[Entries from a dataset of interfaces]
◆ ◆ ◆ ◆ ◆ ◆ ◆
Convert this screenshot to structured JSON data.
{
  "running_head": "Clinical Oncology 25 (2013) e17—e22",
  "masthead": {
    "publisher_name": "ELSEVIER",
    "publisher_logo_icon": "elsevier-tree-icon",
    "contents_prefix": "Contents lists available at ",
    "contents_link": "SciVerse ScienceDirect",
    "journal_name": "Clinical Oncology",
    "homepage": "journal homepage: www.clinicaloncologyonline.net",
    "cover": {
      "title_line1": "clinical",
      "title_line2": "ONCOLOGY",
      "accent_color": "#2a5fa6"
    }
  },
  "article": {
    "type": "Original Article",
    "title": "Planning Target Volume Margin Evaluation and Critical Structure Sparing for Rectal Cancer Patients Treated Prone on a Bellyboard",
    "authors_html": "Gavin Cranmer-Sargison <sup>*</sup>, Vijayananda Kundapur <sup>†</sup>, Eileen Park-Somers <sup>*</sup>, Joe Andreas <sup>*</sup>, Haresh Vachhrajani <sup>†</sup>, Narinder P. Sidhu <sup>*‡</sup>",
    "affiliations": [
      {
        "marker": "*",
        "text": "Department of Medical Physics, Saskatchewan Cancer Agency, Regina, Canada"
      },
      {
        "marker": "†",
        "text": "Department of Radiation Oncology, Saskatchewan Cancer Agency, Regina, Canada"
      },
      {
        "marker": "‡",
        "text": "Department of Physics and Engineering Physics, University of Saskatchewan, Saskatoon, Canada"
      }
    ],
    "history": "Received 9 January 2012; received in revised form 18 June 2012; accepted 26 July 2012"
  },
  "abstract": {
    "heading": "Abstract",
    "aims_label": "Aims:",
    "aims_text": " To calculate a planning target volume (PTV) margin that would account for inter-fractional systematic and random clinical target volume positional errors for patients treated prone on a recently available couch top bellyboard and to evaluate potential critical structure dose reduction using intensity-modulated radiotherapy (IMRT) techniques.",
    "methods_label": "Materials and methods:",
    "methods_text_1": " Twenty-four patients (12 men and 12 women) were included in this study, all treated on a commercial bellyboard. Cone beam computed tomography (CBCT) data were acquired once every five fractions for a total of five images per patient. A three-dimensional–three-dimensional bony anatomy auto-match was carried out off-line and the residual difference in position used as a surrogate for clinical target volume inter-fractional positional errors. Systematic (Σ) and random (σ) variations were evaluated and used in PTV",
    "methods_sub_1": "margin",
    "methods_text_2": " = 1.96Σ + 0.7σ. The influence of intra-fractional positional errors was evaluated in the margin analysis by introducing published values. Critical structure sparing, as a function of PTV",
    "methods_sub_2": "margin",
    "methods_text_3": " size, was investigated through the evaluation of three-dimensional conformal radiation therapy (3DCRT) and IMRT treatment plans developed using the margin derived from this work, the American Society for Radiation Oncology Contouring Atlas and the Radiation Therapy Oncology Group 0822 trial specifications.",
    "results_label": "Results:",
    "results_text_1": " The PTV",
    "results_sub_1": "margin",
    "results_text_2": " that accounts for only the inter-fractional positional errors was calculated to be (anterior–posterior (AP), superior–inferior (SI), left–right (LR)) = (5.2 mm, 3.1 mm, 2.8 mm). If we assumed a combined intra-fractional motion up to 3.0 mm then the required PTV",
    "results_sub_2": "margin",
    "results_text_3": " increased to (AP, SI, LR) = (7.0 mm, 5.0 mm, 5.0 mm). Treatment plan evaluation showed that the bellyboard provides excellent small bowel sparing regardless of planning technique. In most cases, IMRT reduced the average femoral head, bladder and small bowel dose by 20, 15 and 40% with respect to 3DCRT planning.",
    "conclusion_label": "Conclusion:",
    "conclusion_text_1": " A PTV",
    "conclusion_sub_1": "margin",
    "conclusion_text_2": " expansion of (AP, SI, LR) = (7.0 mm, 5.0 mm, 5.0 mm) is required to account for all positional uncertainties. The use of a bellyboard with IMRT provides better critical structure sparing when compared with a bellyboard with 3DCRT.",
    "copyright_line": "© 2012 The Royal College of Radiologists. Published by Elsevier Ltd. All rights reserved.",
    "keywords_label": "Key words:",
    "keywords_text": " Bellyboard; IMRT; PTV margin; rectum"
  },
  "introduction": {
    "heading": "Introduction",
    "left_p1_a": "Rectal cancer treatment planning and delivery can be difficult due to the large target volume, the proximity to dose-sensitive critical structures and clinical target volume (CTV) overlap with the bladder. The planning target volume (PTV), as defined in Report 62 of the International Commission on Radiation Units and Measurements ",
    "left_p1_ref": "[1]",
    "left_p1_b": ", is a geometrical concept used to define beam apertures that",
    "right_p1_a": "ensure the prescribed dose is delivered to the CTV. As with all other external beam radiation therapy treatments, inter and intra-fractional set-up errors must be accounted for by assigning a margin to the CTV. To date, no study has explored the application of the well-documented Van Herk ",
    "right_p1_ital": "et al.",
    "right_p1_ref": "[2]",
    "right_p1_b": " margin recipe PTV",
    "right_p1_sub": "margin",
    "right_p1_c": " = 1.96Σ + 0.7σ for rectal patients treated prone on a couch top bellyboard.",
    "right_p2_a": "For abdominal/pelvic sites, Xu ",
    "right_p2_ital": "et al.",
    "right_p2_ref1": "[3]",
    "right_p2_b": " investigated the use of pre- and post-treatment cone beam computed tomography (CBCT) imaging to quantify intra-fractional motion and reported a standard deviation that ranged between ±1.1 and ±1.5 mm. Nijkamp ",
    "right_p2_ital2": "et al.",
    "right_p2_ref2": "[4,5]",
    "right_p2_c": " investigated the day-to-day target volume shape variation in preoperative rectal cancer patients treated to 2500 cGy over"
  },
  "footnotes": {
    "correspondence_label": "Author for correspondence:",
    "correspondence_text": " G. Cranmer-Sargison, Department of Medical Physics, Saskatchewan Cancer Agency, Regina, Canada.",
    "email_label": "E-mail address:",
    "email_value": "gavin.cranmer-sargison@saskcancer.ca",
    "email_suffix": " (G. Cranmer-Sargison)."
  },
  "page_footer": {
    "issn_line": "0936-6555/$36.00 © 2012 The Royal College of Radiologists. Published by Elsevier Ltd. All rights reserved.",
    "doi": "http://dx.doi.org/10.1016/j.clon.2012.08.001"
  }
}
◆ ◆ ◆ ◆ ◆ ◆ ◆
* **Exercise goal**
Each entry should be reproduced in the output exactly.

* **Answer to the problem**
Convert this screenshot to structured JSON data.
{
  "running_head": "Clinical Oncology 25 (2013) e17—e22",
  "masthead": {
    "publisher_name": "ELSEVIER",
    "publisher_logo_icon": "elsevier-tree-icon",
    "contents_prefix": "Contents lists available at ",
    "contents_link": "SciVerse ScienceDirect",
    "journal_name": "Clinical Oncology",
    "homepage": "journal homepage: www.clinicaloncologyonline.net",
    "cover": {
      "title_line1": "clinical",
      "title_line2": "ONCOLOGY",
      "accent_color": "#2a5fa6"
    }
  },
  "article": {
    "type": "Original Article",
    "title": "Planning Target Volume Margin Evaluation and Critical Structure Sparing for Rectal Cancer Patients Treated Prone on a Bellyboard",
    "authors_html": "Gavin Cranmer-Sargison <sup>*</sup>, Vijayananda Kundapur <sup>†</sup>, Eileen Park-Somers <sup>*</sup>, Joe Andreas <sup>*</sup>, Haresh Vachhrajani <sup>†</sup>, Narinder P. Sidhu <sup>*‡</sup>",
    "affiliations": [
      {
        "marker": "*",
        "text": "Department of Medical Physics, Saskatchewan Cancer Agency, Regina, Canada"
      },
      {
        "marker": "†",
        "text": "Department of Radiation Oncology, Saskatchewan Cancer Agency, Regina, Canada"
      },
      {
        "marker": "‡",
        "text": "Department of Physics and Engineering Physics, University of Saskatchewan, Saskatoon, Canada"
      }
    ],
    "history": "Received 9 January 2012; received in revised form 18 June 2012; accepted 26 July 2012"
  },
  "abstract": {
    "heading": "Abstract",
    "aims_label": "Aims:",
    "aims_text": " To calculate a planning target volume (PTV) margin that would account for inter-fractional systematic and random clinical target volume positional errors for patients treated prone on a recently available couch top bellyboard and to evaluate potential critical structure dose reduction using intensity-modulated radiotherapy (IMRT) techniques.",
    "methods_label": "Materials and methods:",
    "methods_text_1": " Twenty-four patients (12 men and 12 women) were included in this study, all treated on a commercial bellyboard. Cone beam computed tomography (CBCT) data were acquired once every five fractions for a total of five images per patient. A three-dimensional–three-dimensional bony anatomy auto-match was carried out off-line and the residual difference in position used as a surrogate for clinical target volume inter-fractional positional errors. Systematic (Σ) and random (σ) variations were evaluated and used in PTV",
    "methods_sub_1": "margin",
    "methods_text_2": " = 1.96Σ + 0.7σ. The influence of intra-fractional positional errors was evaluated in the margin analysis by introducing published values. Critical structure sparing, as a function of PTV",
    "methods_sub_2": "margin",
    "methods_text_3": " size, was investigated through the evaluation of three-dimensional conformal radiation therapy (3DCRT) and IMRT treatment plans developed using the margin derived from this work, the American Society for Radiation Oncology Contouring Atlas and the Radiation Therapy Oncology Group 0822 trial specifications.",
    "results_label": "Results:",
    "results_text_1": " The PTV",
    "results_sub_1": "margin",
    "results_text_2": " that accounts for only the inter-fractional positional errors was calculated to be (anterior–posterior (AP), superior–inferior (SI), left–right (LR)) = (5.2 mm, 3.1 mm, 2.8 mm). If we assumed a combined intra-fractional motion up to 3.0 mm then the required PTV",
    "results_sub_2": "margin",
    "results_text_3": " increased to (AP, SI, LR) = (7.0 mm, 5.0 mm, 5.0 mm). Treatment plan evaluation showed that the bellyboard provides excellent small bowel sparing regardless of planning technique. In most cases, IMRT reduced the average femoral head, bladder and small bowel dose by 20, 15 and 40% with respect to 3DCRT planning.",
    "conclusion_label": "Conclusion:",
    "conclusion_text_1": " A PTV",
    "conclusion_sub_1": "margin",
    "conclusion_text_2": " expansion of (AP, SI, LR) = (7.0 mm, 5.0 mm, 5.0 mm) is required to account for all positional uncertainties. The use of a bellyboard with IMRT provides better critical structure sparing when compared with a bellyboard with 3DCRT.",
    "copyright_line": "© 2012 The Royal College of Radiologists. Published by Elsevier Ltd. All rights reserved.",
    "keywords_label": "Key words:",
    "keywords_text": " Bellyboard; IMRT; PTV margin; rectum"
  },
  "introduction": {
    "heading": "Introduction",
    "left_p1_a": "Rectal cancer treatment planning and delivery can be difficult due to the large target volume, the proximity to dose-sensitive critical structures and clinical target volume (CTV) overlap with the bladder. The planning target volume (PTV), as defined in Report 62 of the International Commission on Radiation Units and Measurements ",
    "left_p1_ref": "[1]",
    "left_p1_b": ", is a geometrical concept used to define beam apertures that",
    "right_p1_a": "ensure the prescribed dose is delivered to the CTV. As with all other external beam radiation therapy treatments, inter and intra-fractional set-up errors must be accounted for by assigning a margin to the CTV. To date, no study has explored the application of the well-documented Van Herk ",
    "right_p1_ital": "et al.",
    "right_p1_ref": "[2]",
    "right_p1_b": " margin recipe PTV",
    "right_p1_sub": "margin",
    "right_p1_c": " = 1.96Σ + 0.7σ for rectal patients treated prone on a couch top bellyboard.",
    "right_p2_a": "For abdominal/pelvic sites, Xu ",
    "right_p2_ital": "et al.",
    "right_p2_ref1": "[3]",
    "right_p2_b": " investigated the use of pre- and post-treatment cone beam computed tomography (CBCT) imaging to quantify intra-fractional motion and reported a standard deviation that ranged between ±1.1 and ±1.5 mm. Nijkamp ",
    "right_p2_ital2": "et al.",
    "right_p2_ref2": "[4,5]",
    "right_p2_c": " investigated the day-to-day target volume shape variation in preoperative rectal cancer patients treated to 2500 cGy over"
  },
  "footnotes": {
    "correspondence_label": "Author for correspondence:",
    "correspondence_text": " G. Cranmer-Sargison, Department of Medical Physics, Saskatchewan Cancer Agency, Regina, Canada.",
    "email_label": "E-mail address:",
    "email_value": "gavin.cranmer-sargison@saskcancer.ca",
    "email_suffix": " (G. Cranmer-Sargison)."
  },
  "page_footer": {
    "issn_line": "0936-6555/$36.00 © 2012 The Royal College of Radiologists. Published by Elsevier Ltd. All rights reserved.",
    "doi": "http://dx.doi.org/10.1016/j.clon.2012.08.001"
  }
}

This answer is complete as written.